> **OBIETTIVO**
Scrivi il seguito della recensione teatrale su «Buonanotte, mamma», ripartendo subito dopo l'ultima frase riportata.

16 febbraio 2024

«Buonanotte, mamma» di Marsha Norman

Mariangela D'Abbraccio e Marina Confalone

15 febbraio 2024 (fino al 25/2)

IL DRAMMA MANCATO DI UN SUICIDIO ANNUNCIATO

Il debutto italiano di Buonanotte, mamma fu un evento teatrale che difficilmente gli amanti delle grandi occasioni potranno dimenticare. Era il mese di luglio del 1984 quando Giovanni Arnone, eroico impresario (come soltanto una volta esistevano), per il Festival di Spoleto, organizzò in un’unica giornata due differenti allestimenti del testo di Marsha Norman: uno («‘Night, mother», in versione originale) diretto da Tom Moore, al Caio Melisso, con Anne Pitoniak e Kathy Bates e l’altro al Teatro Nuovo con Lina Volonghi e Giulia Lazzarini per la regia di Carlo Battistoni. Un duplice successo per l’autrice della commedia, da poco vincitrice dell’ambito Pulitzer. I racconti leggendari dell’epoca ricordano che in platea si distribuivano fazzoletti di carta, tante furono le lacrime di commozione versate dagli spettatori. Lacrime che coinvolsero soprattutto la Norman, allora trentacinquenne, la quale per l’occasione si era preparata un discorso ufficiale in italiano, ma l’emozione tra il pubblico, al termine della rappresentazione nostrana, fu talmente coinvolgente che proprio lei preferì esprimersi in inglese approfittando del filtro emotivo di un interprete.

> **MATERIALE FORNITO**
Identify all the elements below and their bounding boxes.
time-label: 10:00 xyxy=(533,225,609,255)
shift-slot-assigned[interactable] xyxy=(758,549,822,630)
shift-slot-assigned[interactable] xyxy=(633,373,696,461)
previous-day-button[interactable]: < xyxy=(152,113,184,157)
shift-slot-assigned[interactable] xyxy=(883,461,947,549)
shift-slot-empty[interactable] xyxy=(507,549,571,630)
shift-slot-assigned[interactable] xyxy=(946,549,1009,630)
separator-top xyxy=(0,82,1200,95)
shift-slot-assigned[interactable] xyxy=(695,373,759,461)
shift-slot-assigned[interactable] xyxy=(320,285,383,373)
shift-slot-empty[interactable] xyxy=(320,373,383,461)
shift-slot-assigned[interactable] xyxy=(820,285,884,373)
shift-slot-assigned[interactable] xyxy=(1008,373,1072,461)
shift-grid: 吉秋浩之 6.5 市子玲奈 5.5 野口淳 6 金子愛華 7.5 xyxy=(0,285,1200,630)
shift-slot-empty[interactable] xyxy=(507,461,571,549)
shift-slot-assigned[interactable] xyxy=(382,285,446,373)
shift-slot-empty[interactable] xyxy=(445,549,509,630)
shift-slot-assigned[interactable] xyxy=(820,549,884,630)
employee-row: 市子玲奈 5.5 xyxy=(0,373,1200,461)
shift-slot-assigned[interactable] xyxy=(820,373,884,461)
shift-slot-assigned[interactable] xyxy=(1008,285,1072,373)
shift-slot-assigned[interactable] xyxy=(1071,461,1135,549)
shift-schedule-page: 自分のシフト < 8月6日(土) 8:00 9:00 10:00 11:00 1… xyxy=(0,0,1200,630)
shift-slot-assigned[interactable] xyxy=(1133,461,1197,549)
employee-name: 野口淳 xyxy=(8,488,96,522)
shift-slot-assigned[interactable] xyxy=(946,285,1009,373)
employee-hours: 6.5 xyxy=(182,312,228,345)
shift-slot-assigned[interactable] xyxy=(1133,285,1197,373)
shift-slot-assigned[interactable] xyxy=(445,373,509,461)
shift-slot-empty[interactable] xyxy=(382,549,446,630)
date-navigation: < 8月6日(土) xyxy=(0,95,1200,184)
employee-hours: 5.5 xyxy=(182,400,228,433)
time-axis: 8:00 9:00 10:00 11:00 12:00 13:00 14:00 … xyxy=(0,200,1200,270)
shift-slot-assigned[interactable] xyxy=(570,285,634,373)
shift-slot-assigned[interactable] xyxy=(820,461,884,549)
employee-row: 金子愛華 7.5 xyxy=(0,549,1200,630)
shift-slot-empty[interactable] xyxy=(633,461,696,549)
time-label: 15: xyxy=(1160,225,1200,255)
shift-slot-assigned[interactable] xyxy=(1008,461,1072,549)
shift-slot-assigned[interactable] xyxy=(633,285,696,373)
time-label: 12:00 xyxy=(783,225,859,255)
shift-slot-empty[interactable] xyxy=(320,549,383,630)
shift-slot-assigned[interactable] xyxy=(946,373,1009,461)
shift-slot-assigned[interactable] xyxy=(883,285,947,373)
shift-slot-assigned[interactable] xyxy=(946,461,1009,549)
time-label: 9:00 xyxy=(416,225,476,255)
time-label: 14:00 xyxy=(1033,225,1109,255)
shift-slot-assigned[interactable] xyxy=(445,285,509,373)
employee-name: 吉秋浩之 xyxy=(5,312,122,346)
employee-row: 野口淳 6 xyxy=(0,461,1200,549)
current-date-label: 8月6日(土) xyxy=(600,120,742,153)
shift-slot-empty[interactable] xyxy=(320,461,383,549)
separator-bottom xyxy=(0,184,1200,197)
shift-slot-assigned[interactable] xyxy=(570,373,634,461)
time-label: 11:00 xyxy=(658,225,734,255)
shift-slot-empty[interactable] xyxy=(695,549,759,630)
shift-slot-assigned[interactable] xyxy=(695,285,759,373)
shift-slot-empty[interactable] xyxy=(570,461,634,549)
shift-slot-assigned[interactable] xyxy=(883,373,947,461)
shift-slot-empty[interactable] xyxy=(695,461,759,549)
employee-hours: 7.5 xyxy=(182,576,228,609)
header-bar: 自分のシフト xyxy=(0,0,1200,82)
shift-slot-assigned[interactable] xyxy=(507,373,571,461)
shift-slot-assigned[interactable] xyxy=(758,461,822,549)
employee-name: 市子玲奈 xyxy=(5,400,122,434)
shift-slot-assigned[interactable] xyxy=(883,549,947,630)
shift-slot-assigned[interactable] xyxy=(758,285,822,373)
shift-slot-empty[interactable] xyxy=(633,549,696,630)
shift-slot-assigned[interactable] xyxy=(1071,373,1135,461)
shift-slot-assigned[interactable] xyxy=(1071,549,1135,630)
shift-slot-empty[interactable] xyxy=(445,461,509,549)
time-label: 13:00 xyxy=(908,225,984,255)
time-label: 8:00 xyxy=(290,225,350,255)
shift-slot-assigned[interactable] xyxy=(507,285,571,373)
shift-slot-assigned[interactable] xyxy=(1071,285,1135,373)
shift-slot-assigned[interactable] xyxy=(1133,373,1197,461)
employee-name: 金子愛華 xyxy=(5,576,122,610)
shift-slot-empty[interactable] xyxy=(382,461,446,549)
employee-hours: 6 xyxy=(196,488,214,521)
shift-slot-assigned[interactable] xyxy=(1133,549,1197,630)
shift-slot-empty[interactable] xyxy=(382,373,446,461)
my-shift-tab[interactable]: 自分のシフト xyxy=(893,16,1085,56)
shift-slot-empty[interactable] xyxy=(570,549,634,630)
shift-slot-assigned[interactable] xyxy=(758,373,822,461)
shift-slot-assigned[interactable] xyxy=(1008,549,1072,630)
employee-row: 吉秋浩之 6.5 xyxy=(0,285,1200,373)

> **RISULTATO FINALE**
Emozioni, lacrime, fazzoletti, eventi straordinari in quel lontano ’84 – e non era nemmeno uscito ancora il film (1987) con Anne Bancroft e Sissy Spacek, che diede risonanza mondiale al testo – che invece l’altra sera alla Sala Umberto sono mancati. Se al testo si può trovare un difetto, questo si concentra sul personaggio della madre che prendendo atto della volontà suicida della figlia, dovrebbe reagire con fatti più concreti, mossi a salvare Jessie piuttosto che contribuire a distendere un dialogo senza via d’uscita. Critiche già mosse, già dette, e anche ampiamente scritte. Ma la Norman, invece, avendo la possibilità, tramite la scrittura, di teatralizzare un atto estremo vuole indagare proprio sulle menzogne attorno alle quali spesso si costruiscono i rapporti familiari.

Nei primi minuti Jessie maneggia una pistola: la pulisce, ne prova il meccanismo, mostra i proiettili nuovi. Noi tutti – seguendo un’antica lezione di Cechov («Se al primo atto di una commedia si vede un fucile, al terzo sparerà») – sappiamo che quella pistola certamente non sarà portatrice di buone novelle, anche perché il regista Francesco Tavassi introduce il dialogo con l’inquietante immagine del passaggio in scena di un’ombra che fa presagire il dramma. Con questo non si vuol dire che ci sia un’anticipazione – uno spoiler, come si dice oggi – dei fatti che accadranno, ma quando l’arma appare tra le mani di Jessie diventa fin troppo spontaneo leggerne l’associazione.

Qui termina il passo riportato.